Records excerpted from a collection
** begin **

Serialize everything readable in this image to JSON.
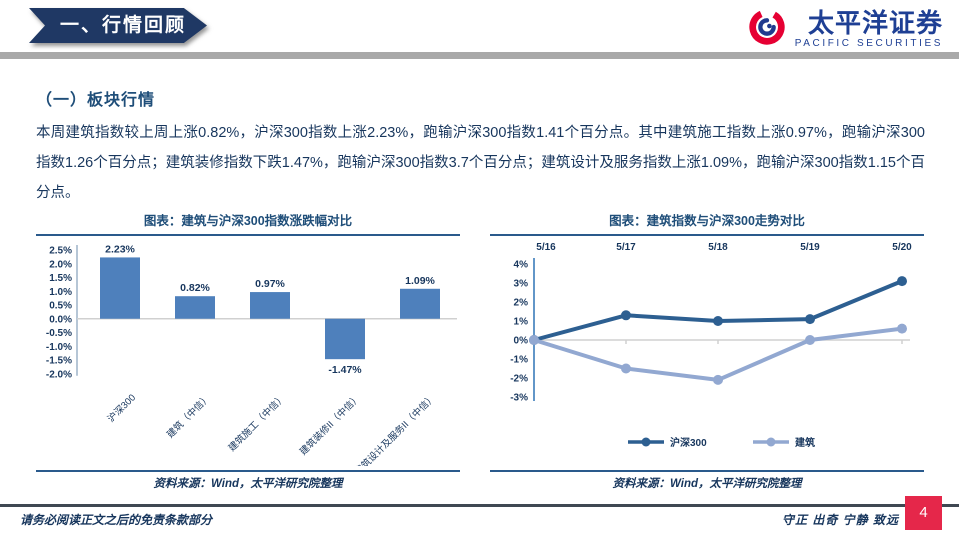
{
  "header": {
    "banner": "一、行情回顾",
    "logo_cn": "太平洋证券",
    "logo_en": "PACIFIC SECURITIES"
  },
  "section": {
    "subtitle": "（一）板块行情",
    "paragraph": "本周建筑指数较上周上涨0.82%，沪深300指数上涨2.23%，跑输沪深300指数1.41个百分点。其中建筑施工指数上涨0.97%，跑输沪深300指数1.26个百分点；建筑装修指数下跌1.47%，跑输沪深300指数3.7个百分点；建筑设计及服务指数上涨1.09%，跑输沪深300指数1.15个百分点。"
  },
  "charts": {
    "left": {
      "source": "资料来源：Wind，太平洋研究院整理"
    },
    "right": {
      "source": "资料来源：Wind，太平洋研究院整理"
    }
  },
  "chart_data": [
    {
      "type": "bar",
      "title": "图表：建筑与沪深300指数涨跌幅对比",
      "categories": [
        "沪深300",
        "建筑（中信）",
        "建筑施工（中信）",
        "建筑装修II（中信）",
        "建筑设计及服务II（中信）"
      ],
      "values": [
        2.23,
        0.82,
        0.97,
        -1.47,
        1.09
      ],
      "labels": [
        "2.23%",
        "0.82%",
        "0.97%",
        "-1.47%",
        "1.09%"
      ],
      "ylim": [
        -2.0,
        2.5
      ],
      "ytick_step": 0.5,
      "yticks": [
        "2.5%",
        "2.0%",
        "1.5%",
        "1.0%",
        "0.5%",
        "0.0%",
        "-0.5%",
        "-1.0%",
        "-1.5%",
        "-2.0%"
      ],
      "bar_color": "#4e80bc",
      "grid": false,
      "legend_position": "none"
    },
    {
      "type": "line",
      "title": "图表：建筑指数与沪深300走势对比",
      "x": [
        "5/16",
        "5/17",
        "5/18",
        "5/19",
        "5/20"
      ],
      "series": [
        {
          "name": "沪深300",
          "values": [
            0,
            1.3,
            1.0,
            1.1,
            3.1
          ],
          "color": "#2d5f91"
        },
        {
          "name": "建筑",
          "values": [
            0,
            -1.5,
            -2.1,
            0.0,
            0.6
          ],
          "color": "#92a8d1"
        }
      ],
      "ylim": [
        -3,
        4
      ],
      "ytick_step": 1,
      "yticks": [
        "4%",
        "3%",
        "2%",
        "1%",
        "0%",
        "-1%",
        "-2%",
        "-3%"
      ],
      "grid": false,
      "legend_position": "bottom"
    }
  ],
  "footer": {
    "left": "请务必阅读正文之后的免责条款部分",
    "right": "守正 出奇 宁静 致远",
    "page": "4"
  }
}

** end **

EXERCISE GOAL:
Please transcribe the material above exactly as written. Leave the pictures out.

ANSWER:
Serialize everything readable in this image to JSON.
{
  "header": {
    "banner": "一、行情回顾",
    "logo_cn": "太平洋证券",
    "logo_en": "PACIFIC SECURITIES"
  },
  "section": {
    "subtitle": "（一）板块行情",
    "paragraph": "本周建筑指数较上周上涨0.82%，沪深300指数上涨2.23%，跑输沪深300指数1.41个百分点。其中建筑施工指数上涨0.97%，跑输沪深300指数1.26个百分点；建筑装修指数下跌1.47%，跑输沪深300指数3.7个百分点；建筑设计及服务指数上涨1.09%，跑输沪深300指数1.15个百分点。"
  },
  "charts": {
    "left": {
      "source": "资料来源：Wind，太平洋研究院整理"
    },
    "right": {
      "source": "资料来源：Wind，太平洋研究院整理"
    }
  },
  "chart_data": [
    {
      "type": "bar",
      "title": "图表：建筑与沪深300指数涨跌幅对比",
      "categories": [
        "沪深300",
        "建筑（中信）",
        "建筑施工（中信）",
        "建筑装修II（中信）",
        "建筑设计及服务II（中信）"
      ],
      "values": [
        2.23,
        0.82,
        0.97,
        -1.47,
        1.09
      ],
      "labels": [
        "2.23%",
        "0.82%",
        "0.97%",
        "-1.47%",
        "1.09%"
      ],
      "ylim": [
        -2.0,
        2.5
      ],
      "ytick_step": 0.5,
      "yticks": [
        "2.5%",
        "2.0%",
        "1.5%",
        "1.0%",
        "0.5%",
        "0.0%",
        "-0.5%",
        "-1.0%",
        "-1.5%",
        "-2.0%"
      ],
      "bar_color": "#4e80bc",
      "grid": false,
      "legend_position": "none"
    },
    {
      "type": "line",
      "title": "图表：建筑指数与沪深300走势对比",
      "x": [
        "5/16",
        "5/17",
        "5/18",
        "5/19",
        "5/20"
      ],
      "series": [
        {
          "name": "沪深300",
          "values": [
            0,
            1.3,
            1.0,
            1.1,
            3.1
          ],
          "color": "#2d5f91"
        },
        {
          "name": "建筑",
          "values": [
            0,
            -1.5,
            -2.1,
            0.0,
            0.6
          ],
          "color": "#92a8d1"
        }
      ],
      "ylim": [
        -3,
        4
      ],
      "ytick_step": 1,
      "yticks": [
        "4%",
        "3%",
        "2%",
        "1%",
        "0%",
        "-1%",
        "-2%",
        "-3%"
      ],
      "grid": false,
      "legend_position": "bottom"
    }
  ],
  "footer": {
    "left": "请务必阅读正文之后的免责条款部分",
    "right": "守正 出奇 宁静 致远",
    "page": "4"
  }
}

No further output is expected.